>> begin INFORMATION PROVIDED
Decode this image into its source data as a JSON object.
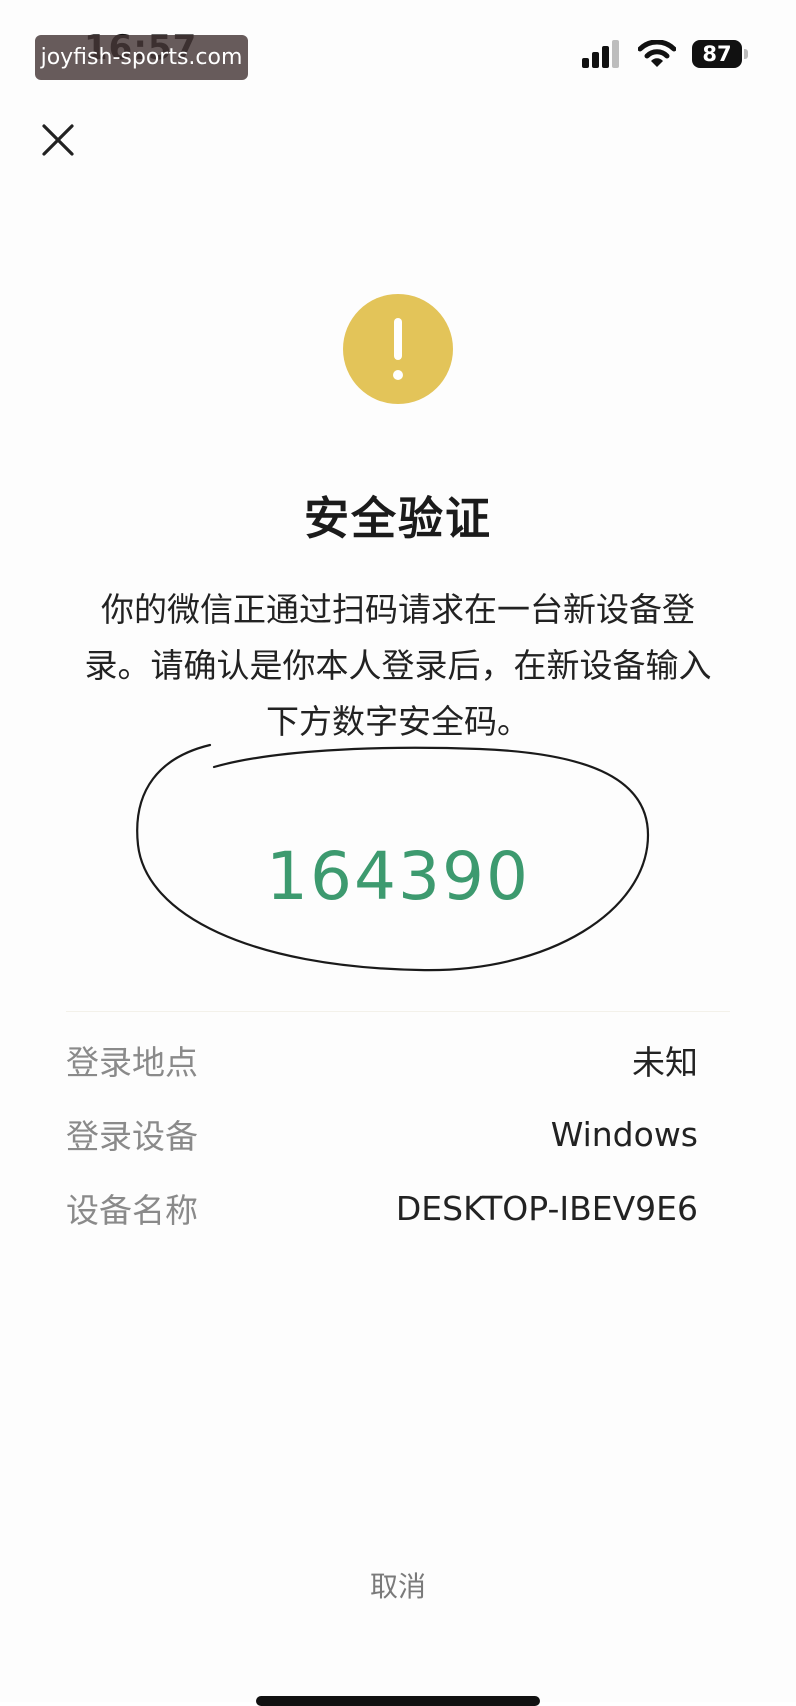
{
  "status_bar": {
    "time": "16:57",
    "watermark": "joyfish-sports.com",
    "battery": "87",
    "icons": [
      "cellular-signal-icon",
      "wifi-icon",
      "battery-icon"
    ]
  },
  "header": {
    "close_icon": "close-icon"
  },
  "warning": {
    "icon": "exclamation-icon",
    "color": "#e3c459"
  },
  "title": "安全验证",
  "description": "你的微信正通过扫码请求在一台新设备登录。请确认是你本人登录后，在新设备输入下方数字安全码。",
  "security_code": "164390",
  "colors": {
    "code": "#3d9a6f",
    "label": "#8a8a8a"
  },
  "details": [
    {
      "label": "登录地点",
      "value": "未知"
    },
    {
      "label": "登录设备",
      "value": "Windows"
    },
    {
      "label": "设备名称",
      "value": "DESKTOP-IBEV9E6"
    }
  ],
  "cancel_label": "取消"
}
>> end INFORMATION PROVIDED
Repeat each entry exactly as given; no pictures belong in the copy.

▶ _FULL RESPONSE_:
Decode this image into its source data as a JSON object.
{
  "status_bar": {
    "time": "16:57",
    "watermark": "joyfish-sports.com",
    "battery": "87",
    "icons": [
      "cellular-signal-icon",
      "wifi-icon",
      "battery-icon"
    ]
  },
  "header": {
    "close_icon": "close-icon"
  },
  "warning": {
    "icon": "exclamation-icon",
    "color": "#e3c459"
  },
  "title": "安全验证",
  "description": "你的微信正通过扫码请求在一台新设备登录。请确认是你本人登录后，在新设备输入下方数字安全码。",
  "security_code": "164390",
  "colors": {
    "code": "#3d9a6f",
    "label": "#8a8a8a"
  },
  "details": [
    {
      "label": "登录地点",
      "value": "未知"
    },
    {
      "label": "登录设备",
      "value": "Windows"
    },
    {
      "label": "设备名称",
      "value": "DESKTOP-IBEV9E6"
    }
  ],
  "cancel_label": "取消"
}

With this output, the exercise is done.